======== DATA LISTING ========
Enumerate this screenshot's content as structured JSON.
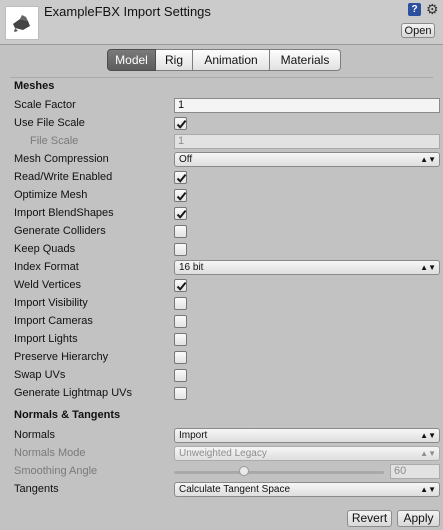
{
  "header": {
    "title": "ExampleFBX Import Settings",
    "open_label": "Open",
    "help_glyph": "?",
    "icons": [
      "fbx-asset-icon",
      "help-icon",
      "gear-icon"
    ]
  },
  "tabs": [
    {
      "label": "Model",
      "active": true
    },
    {
      "label": "Rig",
      "active": false
    },
    {
      "label": "Animation",
      "active": false
    },
    {
      "label": "Materials",
      "active": false
    }
  ],
  "meshes": {
    "heading": "Meshes",
    "scale_factor": {
      "label": "Scale Factor",
      "value": "1"
    },
    "use_file_scale": {
      "label": "Use File Scale",
      "checked": true
    },
    "file_scale": {
      "label": "File Scale",
      "value": "1"
    },
    "mesh_compression": {
      "label": "Mesh Compression",
      "value": "Off"
    },
    "read_write": {
      "label": "Read/Write Enabled",
      "checked": true
    },
    "optimize_mesh": {
      "label": "Optimize Mesh",
      "checked": true
    },
    "import_blendshapes": {
      "label": "Import BlendShapes",
      "checked": true
    },
    "generate_colliders": {
      "label": "Generate Colliders",
      "checked": false
    },
    "keep_quads": {
      "label": "Keep Quads",
      "checked": false
    },
    "index_format": {
      "label": "Index Format",
      "value": "16 bit"
    },
    "weld_vertices": {
      "label": "Weld Vertices",
      "checked": true
    },
    "import_visibility": {
      "label": "Import Visibility",
      "checked": false
    },
    "import_cameras": {
      "label": "Import Cameras",
      "checked": false
    },
    "import_lights": {
      "label": "Import Lights",
      "checked": false
    },
    "preserve_hierarchy": {
      "label": "Preserve Hierarchy",
      "checked": false
    },
    "swap_uvs": {
      "label": "Swap UVs",
      "checked": false
    },
    "generate_lightmap_uvs": {
      "label": "Generate Lightmap UVs",
      "checked": false
    }
  },
  "normals_tangents": {
    "heading": "Normals & Tangents",
    "normals": {
      "label": "Normals",
      "value": "Import"
    },
    "normals_mode": {
      "label": "Normals Mode",
      "value": "Unweighted Legacy"
    },
    "smoothing_angle": {
      "label": "Smoothing Angle",
      "value": "60",
      "max": 180
    },
    "tangents": {
      "label": "Tangents",
      "value": "Calculate Tangent Space"
    }
  },
  "footer": {
    "revert_label": "Revert",
    "apply_label": "Apply"
  },
  "colors": {
    "panel": "#c2c2c2",
    "active_tab": "#6a6a6a",
    "check": "#1a1a1a"
  }
}
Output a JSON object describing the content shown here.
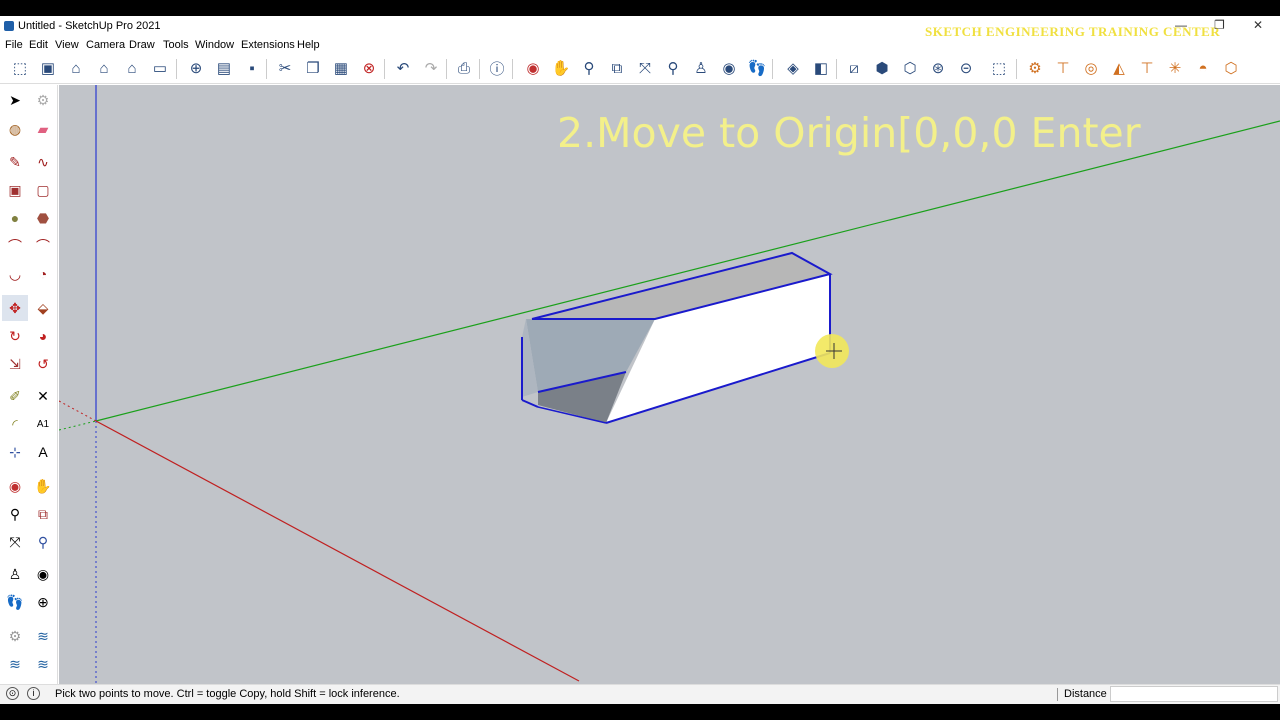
{
  "window": {
    "title": "Untitled - SketchUp Pro 2021",
    "watermark": "SKETCH ENGINEERING TRAINING CENTER"
  },
  "menu": [
    "File",
    "Edit",
    "View",
    "Camera",
    "Draw",
    "Tools",
    "Window",
    "Extensions",
    "Help"
  ],
  "toolbar_icons": [
    "get-models-icon",
    "3d-warehouse-icon",
    "house-icon",
    "warehouse-icon",
    "extension-warehouse-icon",
    "new-file-icon",
    "open-file-icon",
    "save-icon",
    "cut-icon",
    "copy-icon",
    "paste-icon",
    "erase-delete-icon",
    "undo-icon",
    "redo-icon",
    "print-icon",
    "model-info-icon",
    "orbit-icon",
    "pan-icon",
    "zoom-icon",
    "zoom-window-icon",
    "zoom-extents-icon",
    "previous-view-icon",
    "position-camera-icon",
    "look-around-icon",
    "walk-icon",
    "section-plane-icon",
    "display-section-icon",
    "iso-view-icon",
    "top-view-icon",
    "front-view-icon",
    "right-view-icon",
    "back-view-icon",
    "left-view-icon",
    "xray-style-icon",
    "wireframe-style-icon",
    "hidden-line-style-icon",
    "shaded-style-icon",
    "textured-style-icon",
    "monochrome-style-icon"
  ],
  "left_tools": [
    [
      "select-icon",
      "make-component-icon"
    ],
    [
      "paint-bucket-icon",
      "eraser-icon"
    ],
    [
      "line-icon",
      "freehand-icon"
    ],
    [
      "rectangle-icon",
      "rotated-rectangle-icon"
    ],
    [
      "circle-icon",
      "polygon-icon"
    ],
    [
      "arc-icon",
      "two-point-arc-icon"
    ],
    [
      "three-point-arc-icon",
      "pie-icon"
    ],
    [
      "move-icon",
      "push-pull-icon"
    ],
    [
      "rotate-icon",
      "follow-me-icon"
    ],
    [
      "scale-icon",
      "offset-icon"
    ],
    [
      "tape-measure-icon",
      "dimension-icon"
    ],
    [
      "protractor-icon",
      "text-icon"
    ],
    [
      "axes-icon",
      "3d-text-icon"
    ],
    [
      "orbit-icon",
      "pan-icon"
    ],
    [
      "zoom-icon",
      "zoom-window-icon"
    ],
    [
      "zoom-extents-icon",
      "zoom-previous-icon"
    ],
    [
      "position-camera-icon",
      "look-around-icon"
    ],
    [
      "walk-icon",
      "section-plane-icon"
    ],
    [
      "sandbox-from-contours-icon",
      "sandbox-scratch-icon"
    ],
    [
      "smoove-icon",
      "stamp-icon"
    ]
  ],
  "viewport": {
    "overlay_text": "2.Move to Origin[0,0,0 Enter"
  },
  "status": {
    "hint": "Pick two points to move.  Ctrl = toggle Copy, hold Shift = lock inference.",
    "measurement_label": "Distance",
    "measurement_value": ""
  }
}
========
# WRITTEN INSTRUCTION
Transcribe every entry word for word, but omit the pictures.

# WRITTEN REPLY
Enumerate this screenshot's content as structured JSON.
{
  "header": {
    "title": "ExampleFBX Import Settings",
    "open_label": "Open",
    "help_glyph": "?",
    "icons": [
      "fbx-asset-icon",
      "help-icon",
      "gear-icon"
    ]
  },
  "tabs": [
    {
      "label": "Model",
      "active": true
    },
    {
      "label": "Rig",
      "active": false
    },
    {
      "label": "Animation",
      "active": false
    },
    {
      "label": "Materials",
      "active": false
    }
  ],
  "meshes": {
    "heading": "Meshes",
    "scale_factor": {
      "label": "Scale Factor",
      "value": "1"
    },
    "use_file_scale": {
      "label": "Use File Scale",
      "checked": true
    },
    "file_scale": {
      "label": "File Scale",
      "value": "1"
    },
    "mesh_compression": {
      "label": "Mesh Compression",
      "value": "Off"
    },
    "read_write": {
      "label": "Read/Write Enabled",
      "checked": true
    },
    "optimize_mesh": {
      "label": "Optimize Mesh",
      "checked": true
    },
    "import_blendshapes": {
      "label": "Import BlendShapes",
      "checked": true
    },
    "generate_colliders": {
      "label": "Generate Colliders",
      "checked": false
    },
    "keep_quads": {
      "label": "Keep Quads",
      "checked": false
    },
    "index_format": {
      "label": "Index Format",
      "value": "16 bit"
    },
    "weld_vertices": {
      "label": "Weld Vertices",
      "checked": true
    },
    "import_visibility": {
      "label": "Import Visibility",
      "checked": false
    },
    "import_cameras": {
      "label": "Import Cameras",
      "checked": false
    },
    "import_lights": {
      "label": "Import Lights",
      "checked": false
    },
    "preserve_hierarchy": {
      "label": "Preserve Hierarchy",
      "checked": false
    },
    "swap_uvs": {
      "label": "Swap UVs",
      "checked": false
    },
    "generate_lightmap_uvs": {
      "label": "Generate Lightmap UVs",
      "checked": false
    }
  },
  "normals_tangents": {
    "heading": "Normals & Tangents",
    "normals": {
      "label": "Normals",
      "value": "Import"
    },
    "normals_mode": {
      "label": "Normals Mode",
      "value": "Unweighted Legacy"
    },
    "smoothing_angle": {
      "label": "Smoothing Angle",
      "value": "60",
      "max": 180
    },
    "tangents": {
      "label": "Tangents",
      "value": "Calculate Tangent Space"
    }
  },
  "footer": {
    "revert_label": "Revert",
    "apply_label": "Apply"
  },
  "colors": {
    "panel": "#c2c2c2",
    "active_tab": "#6a6a6a",
    "check": "#1a1a1a"
  }
}
Output a JSON object describing the content shown here.
{
  "window": {
    "title": "Untitled - SketchUp Pro 2021",
    "watermark": "SKETCH ENGINEERING TRAINING CENTER"
  },
  "menu": [
    "File",
    "Edit",
    "View",
    "Camera",
    "Draw",
    "Tools",
    "Window",
    "Extensions",
    "Help"
  ],
  "toolbar_icons": [
    "get-models-icon",
    "3d-warehouse-icon",
    "house-icon",
    "warehouse-icon",
    "extension-warehouse-icon",
    "new-file-icon",
    "open-file-icon",
    "save-icon",
    "cut-icon",
    "copy-icon",
    "paste-icon",
    "erase-delete-icon",
    "undo-icon",
    "redo-icon",
    "print-icon",
    "model-info-icon",
    "orbit-icon",
    "pan-icon",
    "zoom-icon",
    "zoom-window-icon",
    "zoom-extents-icon",
    "previous-view-icon",
    "position-camera-icon",
    "look-around-icon",
    "walk-icon",
    "section-plane-icon",
    "display-section-icon",
    "iso-view-icon",
    "top-view-icon",
    "front-view-icon",
    "right-view-icon",
    "back-view-icon",
    "left-view-icon",
    "xray-style-icon",
    "wireframe-style-icon",
    "hidden-line-style-icon",
    "shaded-style-icon",
    "textured-style-icon",
    "monochrome-style-icon"
  ],
  "left_tools": [
    [
      "select-icon",
      "make-component-icon"
    ],
    [
      "paint-bucket-icon",
      "eraser-icon"
    ],
    [
      "line-icon",
      "freehand-icon"
    ],
    [
      "rectangle-icon",
      "rotated-rectangle-icon"
    ],
    [
      "circle-icon",
      "polygon-icon"
    ],
    [
      "arc-icon",
      "two-point-arc-icon"
    ],
    [
      "three-point-arc-icon",
      "pie-icon"
    ],
    [
      "move-icon",
      "push-pull-icon"
    ],
    [
      "rotate-icon",
      "follow-me-icon"
    ],
    [
      "scale-icon",
      "offset-icon"
    ],
    [
      "tape-measure-icon",
      "dimension-icon"
    ],
    [
      "protractor-icon",
      "text-icon"
    ],
    [
      "axes-icon",
      "3d-text-icon"
    ],
    [
      "orbit-icon",
      "pan-icon"
    ],
    [
      "zoom-icon",
      "zoom-window-icon"
    ],
    [
      "zoom-extents-icon",
      "zoom-previous-icon"
    ],
    [
      "position-camera-icon",
      "look-around-icon"
    ],
    [
      "walk-icon",
      "section-plane-icon"
    ],
    [
      "sandbox-from-contours-icon",
      "sandbox-scratch-icon"
    ],
    [
      "smoove-icon",
      "stamp-icon"
    ]
  ],
  "viewport": {
    "overlay_text": "2.Move to Origin[0,0,0 Enter"
  },
  "status": {
    "hint": "Pick two points to move.  Ctrl = toggle Copy, hold Shift = lock inference.",
    "measurement_label": "Distance",
    "measurement_value": ""
  }
}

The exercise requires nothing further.